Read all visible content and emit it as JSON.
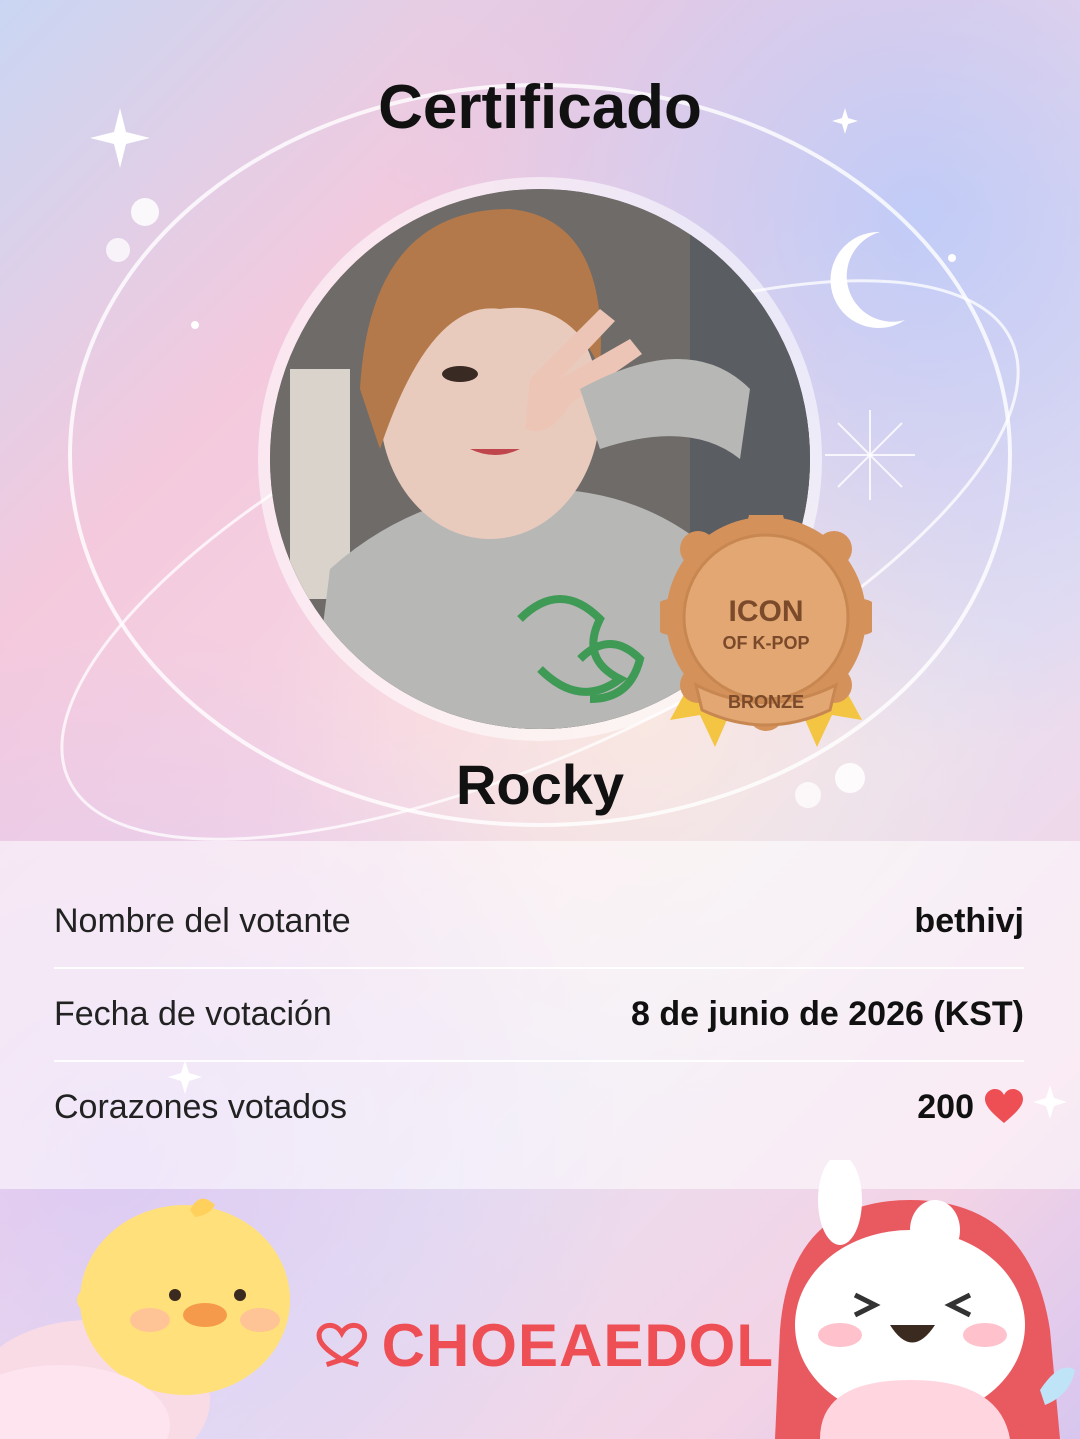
{
  "certificate": {
    "title": "Certificado",
    "idol_name": "Rocky",
    "badge": {
      "line1": "ICON",
      "line2": "OF K-POP",
      "tier": "BRONZE"
    }
  },
  "info": {
    "rows": [
      {
        "label": "Nombre del votante",
        "value": "bethivj"
      },
      {
        "label": "Fecha de votación",
        "value": "8 de junio de 2026 (KST)"
      },
      {
        "label": "Corazones votados",
        "value": "200"
      }
    ],
    "heart_icon": "heart-icon"
  },
  "footer": {
    "logo_text": "CHOEAEDOL"
  },
  "colors": {
    "accent": "#ee4f55",
    "badge_bronze": "#d99a5e",
    "ribbon": "#f4c542"
  }
}
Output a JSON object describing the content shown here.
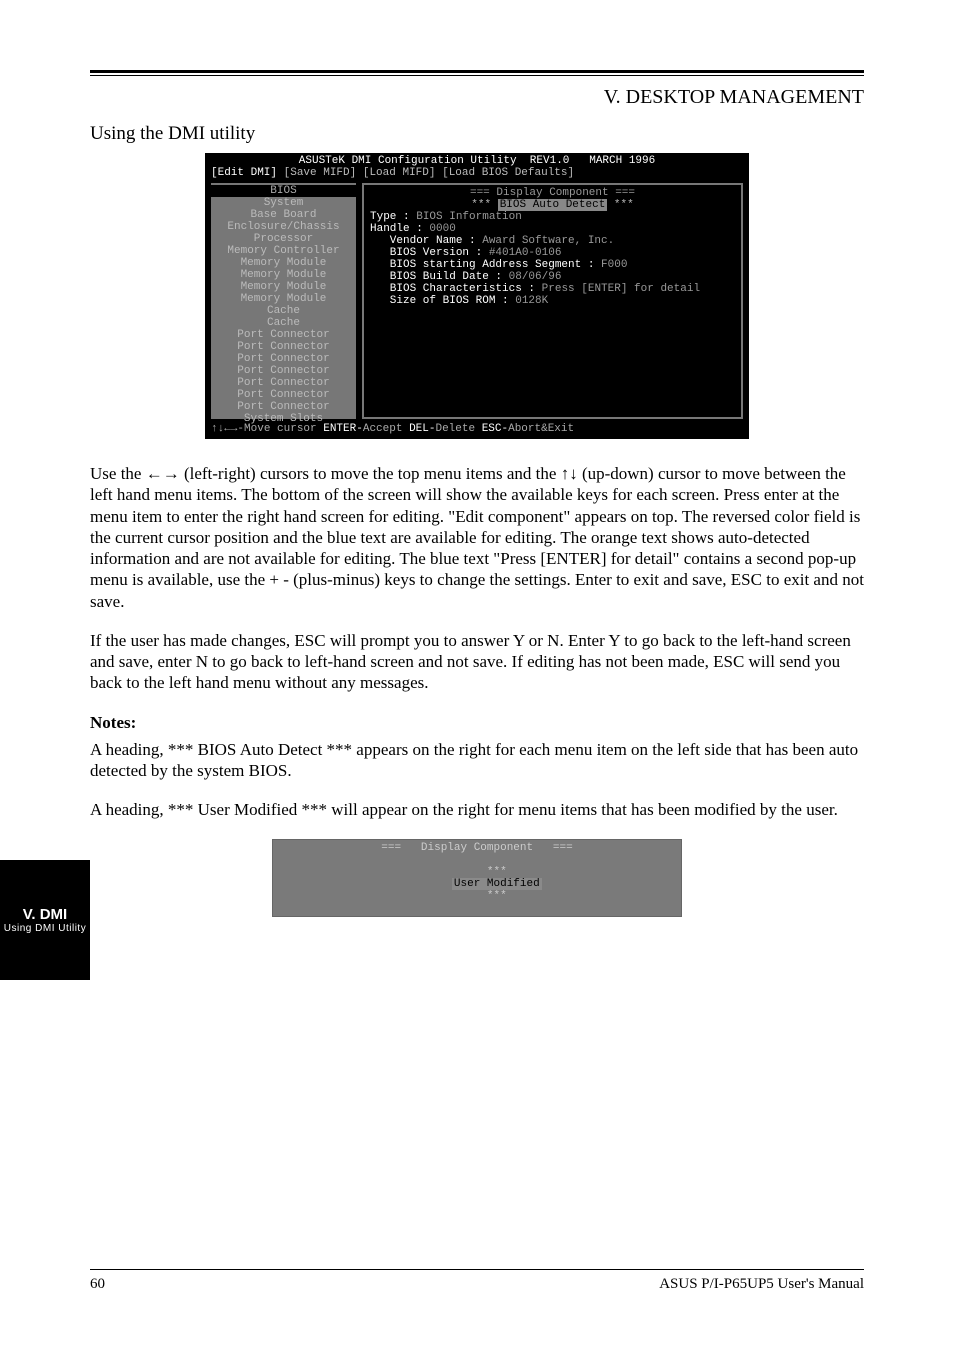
{
  "header": {
    "section_title": "V. DESKTOP MANAGEMENT",
    "subheading": "Using the DMI utility"
  },
  "bios_title": "ASUSTeK DMI Configuration Utility  REV1.0   MARCH 1996",
  "bios_menu": {
    "edit": "[Edit DMI]",
    "save": "[Save MIFD]",
    "load_mifd": "[Load MIFD]",
    "load_bios": "[Load BIOS Defaults]"
  },
  "left_items": [
    "BIOS",
    "System",
    "Base Board",
    "Enclosure/Chassis",
    "Processor",
    "Memory Controller",
    "Memory Module",
    "Memory Module",
    "Memory Module",
    "Memory Module",
    "Cache",
    "Cache",
    "Port Connector",
    "Port Connector",
    "Port Connector",
    "Port Connector",
    "Port Connector",
    "Port Connector",
    "Port Connector",
    "System Slots"
  ],
  "right_panel": {
    "header_title": "===   Display Component   ===",
    "auto_detect_stars": "***",
    "auto_detect": "BIOS Auto Detect",
    "type_label": "Type : ",
    "type_value": "BIOS Information",
    "handle_label": "Handle : ",
    "handle_value": "0000",
    "vendor_label": "   Vendor Name : ",
    "vendor_value": "Award Software, Inc.",
    "version_label": "   BIOS Version : ",
    "version_value": "#401A0-0106",
    "seg_label": "   BIOS starting Address Segment : ",
    "seg_value": "F000",
    "date_label": "   BIOS Build Date : ",
    "date_value": "08/06/96",
    "char_label": "   BIOS Characteristics : ",
    "char_value": "Press [ENTER] for detail",
    "size_label": "   Size of BIOS ROM : ",
    "size_value": "0128K"
  },
  "bios_footer": {
    "arrows": "↑↓←→-",
    "move": "Move cursor ",
    "enter": "ENTER-",
    "accept": "Accept ",
    "del": "DEL-",
    "delete": "Delete ",
    "esc": "ESC-",
    "abort": "Abort&Exit"
  },
  "paragraphs": {
    "p1": "Use the ←→ (left-right) cursors to move the top menu items and the ↑↓ (up-down) cursor to move between the left hand menu items. The bottom of the screen will show the available keys for each screen. Press enter at the menu item to enter the right hand screen for editing. \"Edit component\" appears on top. The reversed color field is the current cursor position and the blue text are available for editing. The orange text shows auto-detected information and are not available for editing. The blue text \"Press [ENTER] for detail\" contains a second pop-up menu is available, use the + - (plus-minus) keys to change the settings. Enter to exit and save, ESC to exit and not save.",
    "p2": "If the user has made changes, ESC will prompt you to answer Y or N. Enter Y to go back to the left-hand screen and save, enter N to go back to left-hand screen and not save. If editing has not been made, ESC will send you back to the left hand menu without any messages.",
    "notes_title": "Notes:",
    "p3": "A heading, *** BIOS Auto Detect *** appears on the right for each menu item on the left side that has been auto detected by the system BIOS.",
    "p4": "A heading, *** User Modified *** will appear on the right for menu items that has been modified by the user."
  },
  "snippet": {
    "line1": "===   Display Component   ===",
    "stars": "***",
    "um": "User Modified"
  },
  "side_tab": {
    "top": "V. DMI",
    "bottom": "Using DMI Utility"
  },
  "footer": {
    "page_num": "60",
    "product": "ASUS P/I-P65UP5 User's Manual"
  }
}
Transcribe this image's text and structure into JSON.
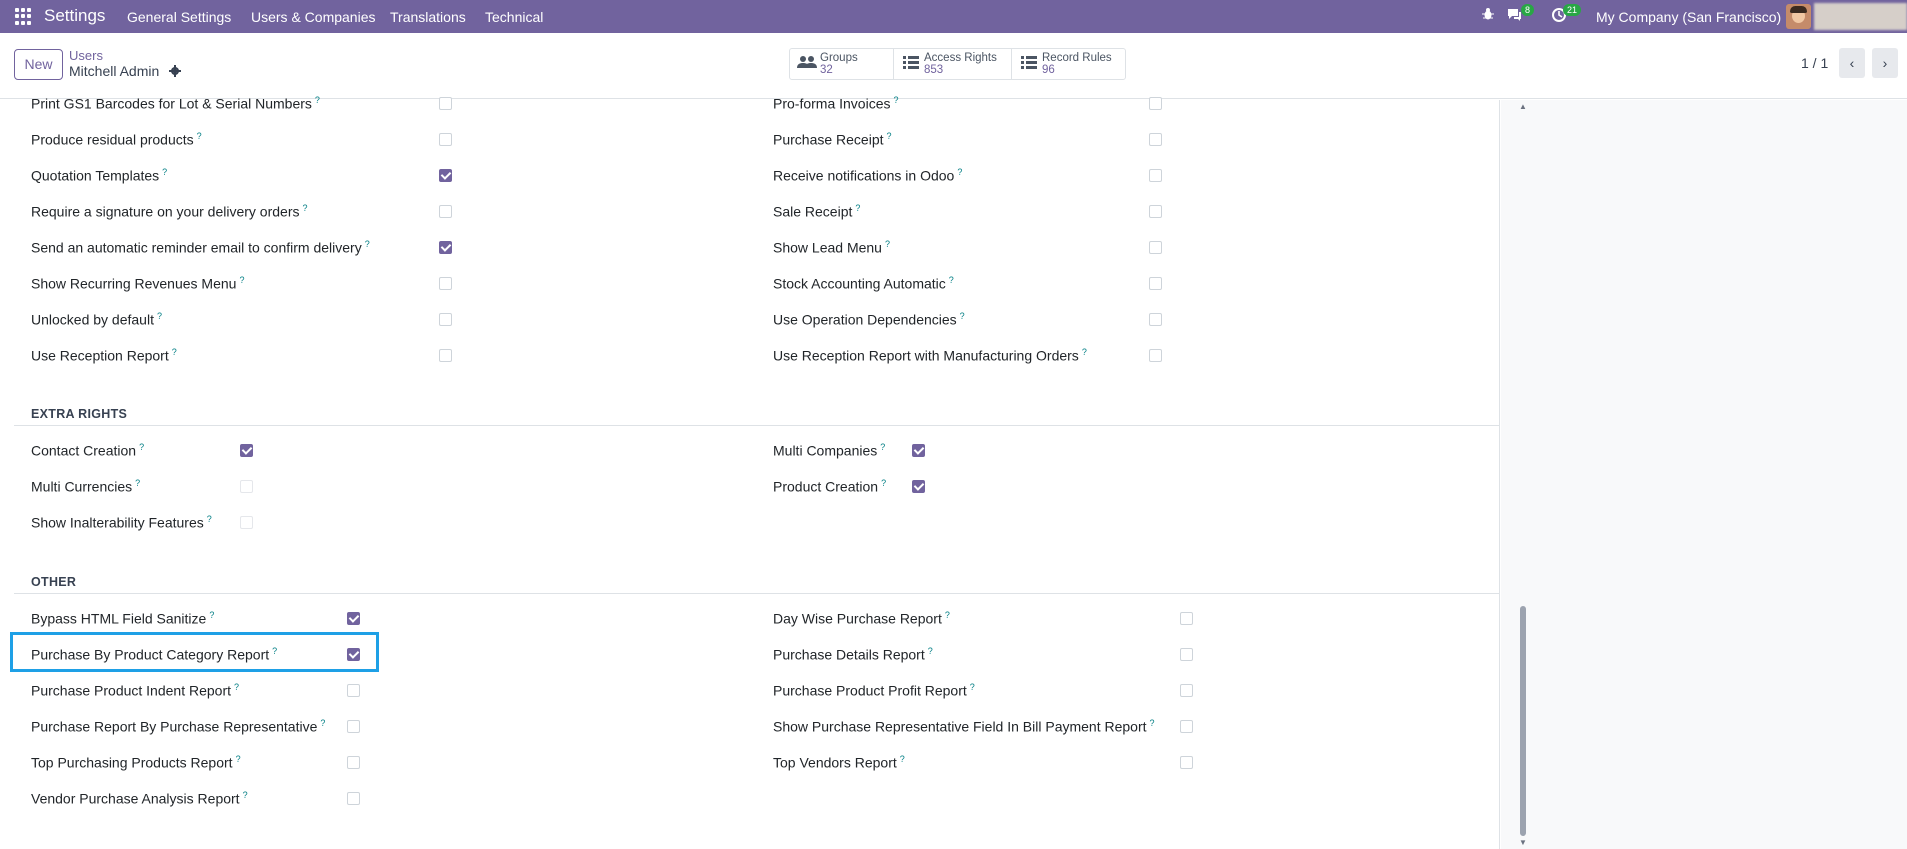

—————

Task prompt: Transcribe every line from the records above without alteration, and leave out the images.

Response to the task:
Read all visible content and emit it as JSON.
{
  "certificate": {
    "title": "Certificado",
    "idol_name": "Rocky",
    "badge": {
      "line1": "ICON",
      "line2": "OF K-POP",
      "tier": "BRONZE"
    }
  },
  "info": {
    "rows": [
      {
        "label": "Nombre del votante",
        "value": "bethivj"
      },
      {
        "label": "Fecha de votación",
        "value": "8 de junio de 2026 (KST)"
      },
      {
        "label": "Corazones votados",
        "value": "200"
      }
    ],
    "heart_icon": "heart-icon"
  },
  "footer": {
    "logo_text": "CHOEAEDOL"
  },
  "colors": {
    "accent": "#ee4f55",
    "badge_bronze": "#d99a5e",
    "ribbon": "#f4c542"
  }
}
Output a JSON object describing the content shown here.
{
  "header": {
    "section_title": "V. DESKTOP MANAGEMENT",
    "subheading": "Using the DMI utility"
  },
  "bios_title": "ASUSTeK DMI Configuration Utility  REV1.0   MARCH 1996",
  "bios_menu": {
    "edit": "[Edit DMI]",
    "save": "[Save MIFD]",
    "load_mifd": "[Load MIFD]",
    "load_bios": "[Load BIOS Defaults]"
  },
  "left_items": [
    "BIOS",
    "System",
    "Base Board",
    "Enclosure/Chassis",
    "Processor",
    "Memory Controller",
    "Memory Module",
    "Memory Module",
    "Memory Module",
    "Memory Module",
    "Cache",
    "Cache",
    "Port Connector",
    "Port Connector",
    "Port Connector",
    "Port Connector",
    "Port Connector",
    "Port Connector",
    "Port Connector",
    "System Slots"
  ],
  "right_panel": {
    "header_title": "===   Display Component   ===",
    "auto_detect_stars": "***",
    "auto_detect": "BIOS Auto Detect",
    "type_label": "Type : ",
    "type_value": "BIOS Information",
    "handle_label": "Handle : ",
    "handle_value": "0000",
    "vendor_label": "   Vendor Name : ",
    "vendor_value": "Award Software, Inc.",
    "version_label": "   BIOS Version : ",
    "version_value": "#401A0-0106",
    "seg_label": "   BIOS starting Address Segment : ",
    "seg_value": "F000",
    "date_label": "   BIOS Build Date : ",
    "date_value": "08/06/96",
    "char_label": "   BIOS Characteristics : ",
    "char_value": "Press [ENTER] for detail",
    "size_label": "   Size of BIOS ROM : ",
    "size_value": "0128K"
  },
  "bios_footer": {
    "arrows": "↑↓←→-",
    "move": "Move cursor ",
    "enter": "ENTER-",
    "accept": "Accept ",
    "del": "DEL-",
    "delete": "Delete ",
    "esc": "ESC-",
    "abort": "Abort&Exit"
  },
  "paragraphs": {
    "p1": "Use the ←→ (left-right) cursors to move the top menu items and the ↑↓ (up-down) cursor to move between the left hand menu items. The bottom of the screen will show the available keys for each screen. Press enter at the menu item to enter the right hand screen for editing. \"Edit component\" appears on top. The reversed color field is the current cursor position and the blue text are available for editing. The orange text shows auto-detected information and are not available for editing. The blue text \"Press [ENTER] for detail\" contains a second pop-up menu is available, use the + - (plus-minus) keys to change the settings. Enter to exit and save, ESC to exit and not save.",
    "p2": "If the user has made changes, ESC will prompt you to answer Y or N. Enter Y to go back to the left-hand screen and save, enter N to go back to left-hand screen and not save. If editing has not been made, ESC will send you back to the left hand menu without any messages.",
    "notes_title": "Notes:",
    "p3": "A heading, *** BIOS Auto Detect *** appears on the right for each menu item on the left side that has been auto detected by the system BIOS.",
    "p4": "A heading, *** User Modified *** will appear on the right for menu items that has been modified by the user."
  },
  "snippet": {
    "line1": "===   Display Component   ===",
    "stars": "***",
    "um": "User Modified"
  },
  "side_tab": {
    "top": "V. DMI",
    "bottom": "Using DMI Utility"
  },
  "footer": {
    "page_num": "60",
    "product": "ASUS P/I-P65UP5 User's Manual"
  }
}
Transcribe this image's text and structure into JSON.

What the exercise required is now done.